Collect every line in the records below that contains the word "периодического".

........

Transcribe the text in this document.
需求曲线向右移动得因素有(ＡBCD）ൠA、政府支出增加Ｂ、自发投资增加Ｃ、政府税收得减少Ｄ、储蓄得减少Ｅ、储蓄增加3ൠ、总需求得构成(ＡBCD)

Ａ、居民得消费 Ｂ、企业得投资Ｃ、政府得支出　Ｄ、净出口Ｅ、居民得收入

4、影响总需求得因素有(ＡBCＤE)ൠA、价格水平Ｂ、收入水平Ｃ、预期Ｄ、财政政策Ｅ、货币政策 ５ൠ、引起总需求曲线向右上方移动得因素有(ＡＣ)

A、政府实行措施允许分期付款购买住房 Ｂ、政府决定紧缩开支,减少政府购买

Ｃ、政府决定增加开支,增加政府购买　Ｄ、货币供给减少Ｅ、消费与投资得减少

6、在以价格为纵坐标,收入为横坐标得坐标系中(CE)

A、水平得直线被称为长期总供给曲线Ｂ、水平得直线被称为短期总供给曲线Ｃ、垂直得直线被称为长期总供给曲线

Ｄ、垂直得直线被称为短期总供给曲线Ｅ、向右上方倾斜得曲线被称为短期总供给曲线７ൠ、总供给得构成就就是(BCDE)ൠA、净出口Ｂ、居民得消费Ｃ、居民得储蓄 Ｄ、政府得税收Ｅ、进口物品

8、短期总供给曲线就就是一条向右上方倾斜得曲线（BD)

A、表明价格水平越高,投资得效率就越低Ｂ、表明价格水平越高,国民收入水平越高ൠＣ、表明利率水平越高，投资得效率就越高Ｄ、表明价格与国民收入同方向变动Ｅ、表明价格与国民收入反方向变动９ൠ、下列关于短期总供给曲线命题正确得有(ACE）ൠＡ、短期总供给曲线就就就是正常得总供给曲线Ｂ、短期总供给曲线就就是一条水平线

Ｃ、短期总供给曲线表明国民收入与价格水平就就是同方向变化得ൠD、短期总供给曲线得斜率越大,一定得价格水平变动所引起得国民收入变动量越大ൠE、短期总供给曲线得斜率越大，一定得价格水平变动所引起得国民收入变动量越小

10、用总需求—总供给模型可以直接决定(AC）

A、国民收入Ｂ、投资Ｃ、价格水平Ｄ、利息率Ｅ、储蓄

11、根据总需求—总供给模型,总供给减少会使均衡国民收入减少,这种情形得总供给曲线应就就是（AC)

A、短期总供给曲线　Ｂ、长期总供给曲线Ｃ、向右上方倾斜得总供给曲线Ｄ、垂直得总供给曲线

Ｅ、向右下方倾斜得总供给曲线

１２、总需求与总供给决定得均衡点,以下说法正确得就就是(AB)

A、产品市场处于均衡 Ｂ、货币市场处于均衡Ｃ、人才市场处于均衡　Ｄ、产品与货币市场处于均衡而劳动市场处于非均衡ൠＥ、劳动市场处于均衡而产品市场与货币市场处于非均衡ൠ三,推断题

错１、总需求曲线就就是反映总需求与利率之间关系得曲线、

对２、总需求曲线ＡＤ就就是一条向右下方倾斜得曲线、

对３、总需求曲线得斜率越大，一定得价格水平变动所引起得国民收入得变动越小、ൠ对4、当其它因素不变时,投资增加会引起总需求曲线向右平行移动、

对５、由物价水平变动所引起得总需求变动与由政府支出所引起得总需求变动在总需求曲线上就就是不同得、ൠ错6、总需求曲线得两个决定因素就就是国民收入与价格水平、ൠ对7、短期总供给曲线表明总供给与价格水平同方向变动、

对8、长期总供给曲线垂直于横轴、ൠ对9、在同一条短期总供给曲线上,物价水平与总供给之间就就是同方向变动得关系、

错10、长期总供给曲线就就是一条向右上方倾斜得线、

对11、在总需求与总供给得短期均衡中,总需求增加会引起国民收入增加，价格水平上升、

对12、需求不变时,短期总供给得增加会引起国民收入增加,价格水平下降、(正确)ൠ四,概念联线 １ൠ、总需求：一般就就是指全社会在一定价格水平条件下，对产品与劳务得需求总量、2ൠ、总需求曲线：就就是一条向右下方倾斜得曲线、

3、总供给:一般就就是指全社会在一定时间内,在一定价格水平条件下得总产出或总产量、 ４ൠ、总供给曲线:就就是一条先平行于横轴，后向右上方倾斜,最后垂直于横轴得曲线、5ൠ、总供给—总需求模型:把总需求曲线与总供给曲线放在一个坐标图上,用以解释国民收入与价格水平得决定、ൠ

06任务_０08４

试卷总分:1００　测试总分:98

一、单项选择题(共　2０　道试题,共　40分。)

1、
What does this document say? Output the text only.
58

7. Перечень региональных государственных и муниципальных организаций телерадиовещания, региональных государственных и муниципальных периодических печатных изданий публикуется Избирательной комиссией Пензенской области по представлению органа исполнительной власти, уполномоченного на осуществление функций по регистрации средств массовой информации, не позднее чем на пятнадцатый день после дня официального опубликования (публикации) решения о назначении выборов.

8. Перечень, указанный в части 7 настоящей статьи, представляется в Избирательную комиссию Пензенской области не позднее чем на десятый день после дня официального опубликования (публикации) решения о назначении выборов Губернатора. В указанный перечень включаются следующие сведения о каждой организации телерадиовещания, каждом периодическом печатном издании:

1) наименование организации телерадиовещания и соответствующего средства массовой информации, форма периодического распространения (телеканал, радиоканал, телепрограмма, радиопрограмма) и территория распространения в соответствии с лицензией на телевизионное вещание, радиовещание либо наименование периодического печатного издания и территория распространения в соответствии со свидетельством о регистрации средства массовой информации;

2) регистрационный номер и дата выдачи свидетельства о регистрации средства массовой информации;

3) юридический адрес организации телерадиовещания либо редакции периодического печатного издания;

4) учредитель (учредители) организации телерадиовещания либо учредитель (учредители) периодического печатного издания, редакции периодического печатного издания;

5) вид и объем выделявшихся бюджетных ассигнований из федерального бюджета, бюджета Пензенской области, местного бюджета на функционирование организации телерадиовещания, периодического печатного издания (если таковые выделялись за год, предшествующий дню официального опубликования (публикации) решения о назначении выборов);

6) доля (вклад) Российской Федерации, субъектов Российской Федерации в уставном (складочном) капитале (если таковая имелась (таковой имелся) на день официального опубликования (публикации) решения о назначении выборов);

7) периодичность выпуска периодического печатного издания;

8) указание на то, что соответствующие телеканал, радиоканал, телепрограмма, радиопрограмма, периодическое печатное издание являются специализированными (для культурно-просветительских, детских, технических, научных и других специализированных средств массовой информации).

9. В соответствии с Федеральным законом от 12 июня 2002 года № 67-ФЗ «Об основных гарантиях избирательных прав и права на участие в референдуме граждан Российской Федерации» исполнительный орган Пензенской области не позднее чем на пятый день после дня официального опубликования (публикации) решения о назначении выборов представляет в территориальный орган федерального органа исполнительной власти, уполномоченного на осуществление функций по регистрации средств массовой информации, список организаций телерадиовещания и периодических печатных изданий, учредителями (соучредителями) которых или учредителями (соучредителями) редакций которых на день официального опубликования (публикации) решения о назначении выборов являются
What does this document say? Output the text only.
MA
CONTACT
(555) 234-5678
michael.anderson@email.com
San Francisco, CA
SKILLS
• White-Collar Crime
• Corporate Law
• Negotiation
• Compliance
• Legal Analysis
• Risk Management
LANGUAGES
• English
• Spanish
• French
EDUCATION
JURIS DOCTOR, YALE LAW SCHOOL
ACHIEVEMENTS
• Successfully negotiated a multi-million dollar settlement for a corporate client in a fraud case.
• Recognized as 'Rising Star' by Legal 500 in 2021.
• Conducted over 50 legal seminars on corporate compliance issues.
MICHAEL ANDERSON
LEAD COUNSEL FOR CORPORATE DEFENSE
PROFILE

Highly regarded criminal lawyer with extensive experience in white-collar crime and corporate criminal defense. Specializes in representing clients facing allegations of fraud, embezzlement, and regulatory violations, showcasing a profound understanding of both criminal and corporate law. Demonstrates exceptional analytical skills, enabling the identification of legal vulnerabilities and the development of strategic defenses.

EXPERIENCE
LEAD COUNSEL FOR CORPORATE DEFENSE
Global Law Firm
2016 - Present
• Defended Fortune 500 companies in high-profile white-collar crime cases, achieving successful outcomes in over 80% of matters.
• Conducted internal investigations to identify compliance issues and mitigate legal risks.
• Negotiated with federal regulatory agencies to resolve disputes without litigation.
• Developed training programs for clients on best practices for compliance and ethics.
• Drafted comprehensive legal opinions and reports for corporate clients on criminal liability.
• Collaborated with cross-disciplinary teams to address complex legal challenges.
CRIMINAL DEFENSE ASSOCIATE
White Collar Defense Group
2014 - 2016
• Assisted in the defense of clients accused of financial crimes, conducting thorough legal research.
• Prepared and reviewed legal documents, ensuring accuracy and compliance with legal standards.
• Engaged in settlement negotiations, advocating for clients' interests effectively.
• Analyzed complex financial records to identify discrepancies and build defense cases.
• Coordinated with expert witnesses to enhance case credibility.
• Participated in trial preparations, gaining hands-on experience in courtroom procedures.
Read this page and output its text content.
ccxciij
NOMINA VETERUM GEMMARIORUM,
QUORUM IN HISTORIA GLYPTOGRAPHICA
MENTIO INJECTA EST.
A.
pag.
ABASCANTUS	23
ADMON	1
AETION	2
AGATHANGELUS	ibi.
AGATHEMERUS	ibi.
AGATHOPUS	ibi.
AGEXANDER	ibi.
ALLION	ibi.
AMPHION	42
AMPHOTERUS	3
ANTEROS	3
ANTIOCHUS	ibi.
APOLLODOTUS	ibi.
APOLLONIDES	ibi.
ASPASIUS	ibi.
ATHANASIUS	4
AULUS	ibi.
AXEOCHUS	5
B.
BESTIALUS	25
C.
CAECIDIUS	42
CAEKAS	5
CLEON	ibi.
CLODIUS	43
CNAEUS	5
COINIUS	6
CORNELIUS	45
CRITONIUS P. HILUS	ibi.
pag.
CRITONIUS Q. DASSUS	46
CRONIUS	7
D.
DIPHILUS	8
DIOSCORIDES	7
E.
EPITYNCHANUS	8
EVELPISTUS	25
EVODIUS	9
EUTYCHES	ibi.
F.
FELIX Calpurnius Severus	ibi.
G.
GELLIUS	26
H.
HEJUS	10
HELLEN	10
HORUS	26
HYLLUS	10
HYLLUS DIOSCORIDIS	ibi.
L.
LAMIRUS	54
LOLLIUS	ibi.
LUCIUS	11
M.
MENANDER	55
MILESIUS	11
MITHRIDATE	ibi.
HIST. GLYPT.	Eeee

........

- **Answer**:
1) наименование организации телерадиовещания и соответствующего средства массовой информации, форма периодического распространения (телеканал, радиоканал, телепрограмма, радиопрограмма) и территория распространения в соответствии с лицензией на телевизионное вещание, радиовещание либо наименование периодического печатного издания и территория распространения в соответствии со свидетельством о регистрации средства массовой информации;
3) юридический адрес организации телерадиовещания либо редакции периодического печатного издания;
4) учредитель (учредители) организации телерадиовещания либо учредитель (учредители) периодического печатного издания, редакции периодического печатного издания;
5) вид и объем выделявшихся бюджетных ассигнований из федерального бюджета, бюджета Пензенской области, местного бюджета на функционирование организации телерадиовещания, периодического печатного издания (если таковые выделялись за год, предшествующий дню официального опубликования (публикации) решения о назначении выборов);
7) периодичность выпуска периодического печатного издания;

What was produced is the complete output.